%%

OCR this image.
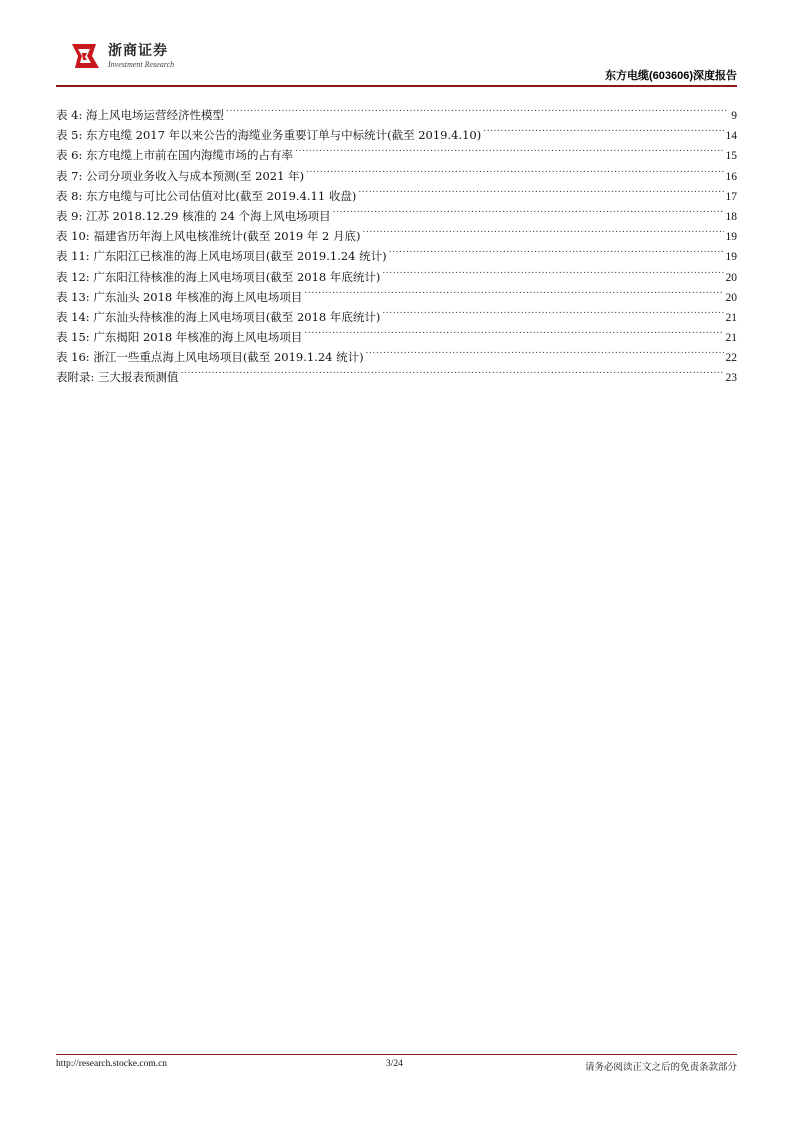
浙商证券
Investment Research
东方电缆(603606)深度报告
表 4: 海上风电场运营经济性模型 .....	9
表 5: 东方电缆 2017 年以来公告的海缆业务重要订单与中标统计(截至 2019.4.10) .....	14
表 6: 东方电缆上市前在国内海缆市场的占有率 .....	15
表 7: 公司分项业务收入与成本预测(至 2021 年) .....	16
表 8: 东方电缆与可比公司估值对比(截至 2019.4.11 收盘) .....	17
表 9: 江苏 2018.12.29 核准的 24 个海上风电场项目 .....	18
表 10: 福建省历年海上风电核准统计(截至 2019 年 2 月底) .....	19
表 11: 广东阳江已核准的海上风电场项目(截至 2019.1.24 统计) .....	19
表 12: 广东阳江待核准的海上风电场项目(截至 2018 年底统计) .....	20
表 13: 广东汕头 2018 年核准的海上风电场项目 .....	20
表 14: 广东汕头待核准的海上风电场项目(截至 2018 年底统计) .....	21
表 15: 广东揭阳 2018 年核准的海上风电场项目 .....	21
表 16: 浙江一些重点海上风电场项目(截至 2019.1.24 统计) .....	22
表附录: 三大报表预测值 .....	23
http://research.stocke.com.cn	3/24	请务必阅读正文之后的免责条款部分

%%

Directions for this task
Determine how many lines of the data contain the word "年核准的海上风电场项目", and reply with that number only.

In response
2